▶ Written problem: Present the following entries again, word for word and in full.

(Stored records)

- - - - -

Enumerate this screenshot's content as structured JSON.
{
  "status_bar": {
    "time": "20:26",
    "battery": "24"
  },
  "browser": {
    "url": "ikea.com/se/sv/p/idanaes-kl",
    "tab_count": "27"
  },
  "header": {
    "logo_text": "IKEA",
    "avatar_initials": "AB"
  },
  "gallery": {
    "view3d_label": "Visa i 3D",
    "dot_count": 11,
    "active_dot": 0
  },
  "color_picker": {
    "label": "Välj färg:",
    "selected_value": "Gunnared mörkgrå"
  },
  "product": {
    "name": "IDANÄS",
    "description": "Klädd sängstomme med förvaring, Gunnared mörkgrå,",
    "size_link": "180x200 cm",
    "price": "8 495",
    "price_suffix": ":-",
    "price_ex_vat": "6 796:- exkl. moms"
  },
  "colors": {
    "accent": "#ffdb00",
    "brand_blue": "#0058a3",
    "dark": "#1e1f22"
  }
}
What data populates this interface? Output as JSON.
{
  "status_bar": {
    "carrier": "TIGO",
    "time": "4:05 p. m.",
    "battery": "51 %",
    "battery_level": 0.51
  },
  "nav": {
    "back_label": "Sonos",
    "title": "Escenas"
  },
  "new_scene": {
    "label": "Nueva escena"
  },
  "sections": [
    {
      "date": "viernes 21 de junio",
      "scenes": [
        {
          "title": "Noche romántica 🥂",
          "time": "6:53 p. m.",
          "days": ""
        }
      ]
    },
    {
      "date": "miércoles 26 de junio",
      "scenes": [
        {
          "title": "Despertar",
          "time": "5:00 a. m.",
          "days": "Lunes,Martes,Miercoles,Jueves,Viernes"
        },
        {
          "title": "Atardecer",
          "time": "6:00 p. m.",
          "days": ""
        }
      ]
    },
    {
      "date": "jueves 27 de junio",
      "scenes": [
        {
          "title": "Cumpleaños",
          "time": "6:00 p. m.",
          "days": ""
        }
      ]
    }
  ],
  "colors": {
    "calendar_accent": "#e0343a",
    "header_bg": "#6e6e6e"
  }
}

- - - - -

▶ Output of the exercise:
Enumerate this screenshot's content as structured JSON.
{
  "status_bar": {
    "time": "20:26",
    "battery": "24"
  },
  "browser": {
    "url": "ikea.com/se/sv/p/idanaes-kl",
    "tab_count": "27"
  },
  "header": {
    "logo_text": "IKEA",
    "avatar_initials": "AB"
  },
  "gallery": {
    "view3d_label": "Visa i 3D",
    "dot_count": 11,
    "active_dot": 0
  },
  "color_picker": {
    "label": "Välj färg:",
    "selected_value": "Gunnared mörkgrå"
  },
  "product": {
    "name": "IDANÄS",
    "description": "Klädd sängstomme med förvaring, Gunnared mörkgrå,",
    "size_link": "180x200 cm",
    "price": "8 495",
    "price_suffix": ":-",
    "price_ex_vat": "6 796:- exkl. moms"
  },
  "colors": {
    "accent": "#ffdb00",
    "brand_blue": "#0058a3",
    "dark": "#1e1f22"
  }
}
What data populates this interface? Output as JSON.
{
  "status_bar": {
    "carrier": "TIGO",
    "time": "4:05 p. m.",
    "battery": "51 %",
    "battery_level": 0.51
  },
  "nav": {
    "back_label": "Sonos",
    "title": "Escenas"
  },
  "new_scene": {
    "label": "Nueva escena"
  },
  "sections": [
    {
      "date": "viernes 21 de junio",
      "scenes": [
        {
          "title": "Noche romántica 🥂",
          "time": "6:53 p. m.",
          "days": ""
        }
      ]
    },
    {
      "date": "miércoles 26 de junio",
      "scenes": [
        {
          "title": "Despertar",
          "time": "5:00 a. m.",
          "days": "Lunes,Martes,Miercoles,Jueves,Viernes"
        },
        {
          "title": "Atardecer",
          "time": "6:00 p. m.",
          "days": ""
        }
      ]
    },
    {
      "date": "jueves 27 de junio",
      "scenes": [
        {
          "title": "Cumpleaños",
          "time": "6:00 p. m.",
          "days": ""
        }
      ]
    }
  ],
  "colors": {
    "calendar_accent": "#e0343a",
    "header_bg": "#6e6e6e"
  }
}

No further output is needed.